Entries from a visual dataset
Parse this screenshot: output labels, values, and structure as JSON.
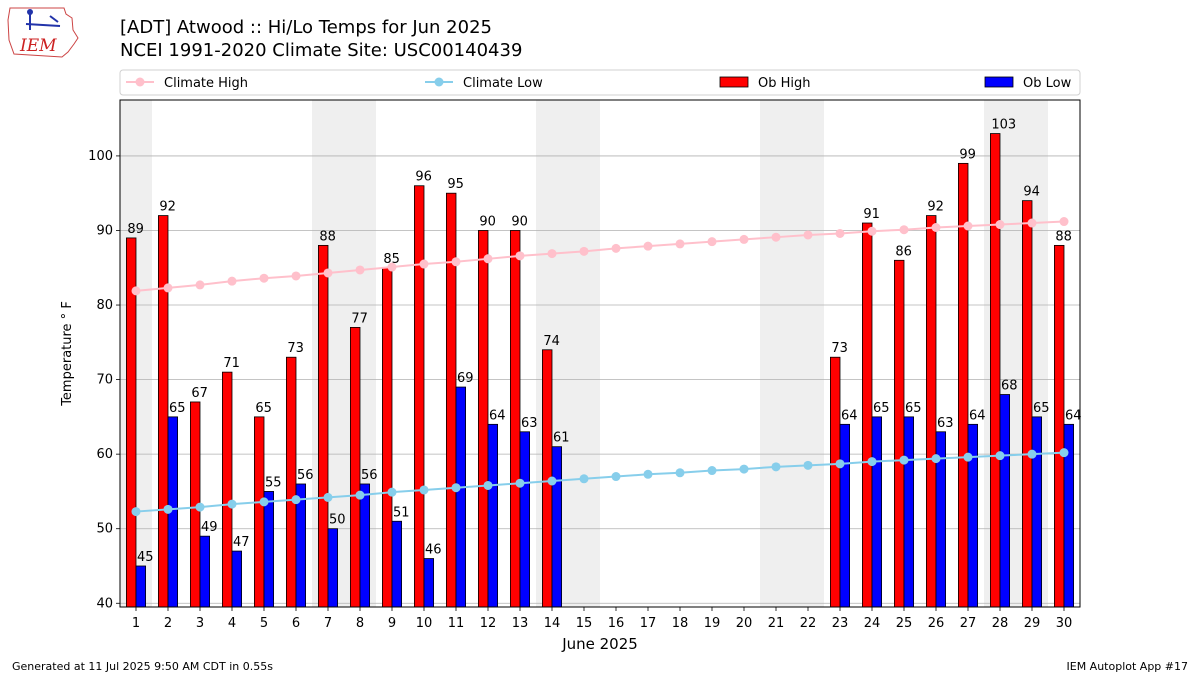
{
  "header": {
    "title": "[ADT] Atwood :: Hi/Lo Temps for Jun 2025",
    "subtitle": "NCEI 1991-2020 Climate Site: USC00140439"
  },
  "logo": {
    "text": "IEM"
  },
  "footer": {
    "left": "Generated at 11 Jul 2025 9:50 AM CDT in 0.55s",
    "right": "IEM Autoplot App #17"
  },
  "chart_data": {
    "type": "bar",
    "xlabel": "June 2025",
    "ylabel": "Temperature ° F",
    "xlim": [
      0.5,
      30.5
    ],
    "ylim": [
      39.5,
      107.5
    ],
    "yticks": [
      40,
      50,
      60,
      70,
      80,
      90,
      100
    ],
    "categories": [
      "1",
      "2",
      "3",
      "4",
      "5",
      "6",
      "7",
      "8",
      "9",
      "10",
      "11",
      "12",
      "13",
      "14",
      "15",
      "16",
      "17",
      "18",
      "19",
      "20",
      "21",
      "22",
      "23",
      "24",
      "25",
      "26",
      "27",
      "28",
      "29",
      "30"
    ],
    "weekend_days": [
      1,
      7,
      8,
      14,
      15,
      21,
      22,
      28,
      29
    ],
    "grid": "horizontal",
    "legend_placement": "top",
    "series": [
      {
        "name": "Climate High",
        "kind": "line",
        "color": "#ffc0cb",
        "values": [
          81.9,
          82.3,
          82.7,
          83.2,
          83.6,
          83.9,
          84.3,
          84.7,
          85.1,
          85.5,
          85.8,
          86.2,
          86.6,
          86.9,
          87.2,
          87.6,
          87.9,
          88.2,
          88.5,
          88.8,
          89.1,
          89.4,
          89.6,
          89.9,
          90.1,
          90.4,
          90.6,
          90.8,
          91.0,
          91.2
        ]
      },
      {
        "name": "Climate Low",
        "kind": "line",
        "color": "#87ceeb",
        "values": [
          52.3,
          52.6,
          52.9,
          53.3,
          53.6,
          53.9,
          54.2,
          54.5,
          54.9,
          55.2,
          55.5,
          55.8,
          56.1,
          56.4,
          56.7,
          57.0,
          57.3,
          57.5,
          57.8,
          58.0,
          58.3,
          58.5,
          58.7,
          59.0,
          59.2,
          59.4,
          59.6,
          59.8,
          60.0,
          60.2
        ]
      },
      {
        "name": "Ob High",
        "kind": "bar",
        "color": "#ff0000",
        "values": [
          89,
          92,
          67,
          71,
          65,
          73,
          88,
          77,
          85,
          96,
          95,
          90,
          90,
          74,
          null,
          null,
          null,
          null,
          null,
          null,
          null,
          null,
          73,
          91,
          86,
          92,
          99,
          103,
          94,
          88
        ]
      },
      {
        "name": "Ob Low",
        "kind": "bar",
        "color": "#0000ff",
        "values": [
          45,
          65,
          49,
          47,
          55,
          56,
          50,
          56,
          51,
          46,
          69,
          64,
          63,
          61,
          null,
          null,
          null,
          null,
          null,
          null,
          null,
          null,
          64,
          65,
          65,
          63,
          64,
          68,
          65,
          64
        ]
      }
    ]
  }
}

◆ **DO THIS**
Replicate the material above verbatim; images stay out of the copy.

◆ **SOLUTION FOR THIS TASK**
Parse this screenshot: output labels, values, and structure as JSON.
{
  "header": {
    "title": "[ADT] Atwood :: Hi/Lo Temps for Jun 2025",
    "subtitle": "NCEI 1991-2020 Climate Site: USC00140439"
  },
  "logo": {
    "text": "IEM"
  },
  "footer": {
    "left": "Generated at 11 Jul 2025 9:50 AM CDT in 0.55s",
    "right": "IEM Autoplot App #17"
  },
  "chart_data": {
    "type": "bar",
    "xlabel": "June 2025",
    "ylabel": "Temperature ° F",
    "xlim": [
      0.5,
      30.5
    ],
    "ylim": [
      39.5,
      107.5
    ],
    "yticks": [
      40,
      50,
      60,
      70,
      80,
      90,
      100
    ],
    "categories": [
      "1",
      "2",
      "3",
      "4",
      "5",
      "6",
      "7",
      "8",
      "9",
      "10",
      "11",
      "12",
      "13",
      "14",
      "15",
      "16",
      "17",
      "18",
      "19",
      "20",
      "21",
      "22",
      "23",
      "24",
      "25",
      "26",
      "27",
      "28",
      "29",
      "30"
    ],
    "weekend_days": [
      1,
      7,
      8,
      14,
      15,
      21,
      22,
      28,
      29
    ],
    "grid": "horizontal",
    "legend_placement": "top",
    "series": [
      {
        "name": "Climate High",
        "kind": "line",
        "color": "#ffc0cb",
        "values": [
          81.9,
          82.3,
          82.7,
          83.2,
          83.6,
          83.9,
          84.3,
          84.7,
          85.1,
          85.5,
          85.8,
          86.2,
          86.6,
          86.9,
          87.2,
          87.6,
          87.9,
          88.2,
          88.5,
          88.8,
          89.1,
          89.4,
          89.6,
          89.9,
          90.1,
          90.4,
          90.6,
          90.8,
          91.0,
          91.2
        ]
      },
      {
        "name": "Climate Low",
        "kind": "line",
        "color": "#87ceeb",
        "values": [
          52.3,
          52.6,
          52.9,
          53.3,
          53.6,
          53.9,
          54.2,
          54.5,
          54.9,
          55.2,
          55.5,
          55.8,
          56.1,
          56.4,
          56.7,
          57.0,
          57.3,
          57.5,
          57.8,
          58.0,
          58.3,
          58.5,
          58.7,
          59.0,
          59.2,
          59.4,
          59.6,
          59.8,
          60.0,
          60.2
        ]
      },
      {
        "name": "Ob High",
        "kind": "bar",
        "color": "#ff0000",
        "values": [
          89,
          92,
          67,
          71,
          65,
          73,
          88,
          77,
          85,
          96,
          95,
          90,
          90,
          74,
          null,
          null,
          null,
          null,
          null,
          null,
          null,
          null,
          73,
          91,
          86,
          92,
          99,
          103,
          94,
          88
        ]
      },
      {
        "name": "Ob Low",
        "kind": "bar",
        "color": "#0000ff",
        "values": [
          45,
          65,
          49,
          47,
          55,
          56,
          50,
          56,
          51,
          46,
          69,
          64,
          63,
          61,
          null,
          null,
          null,
          null,
          null,
          null,
          null,
          null,
          64,
          65,
          65,
          63,
          64,
          68,
          65,
          64
        ]
      }
    ]
  }
}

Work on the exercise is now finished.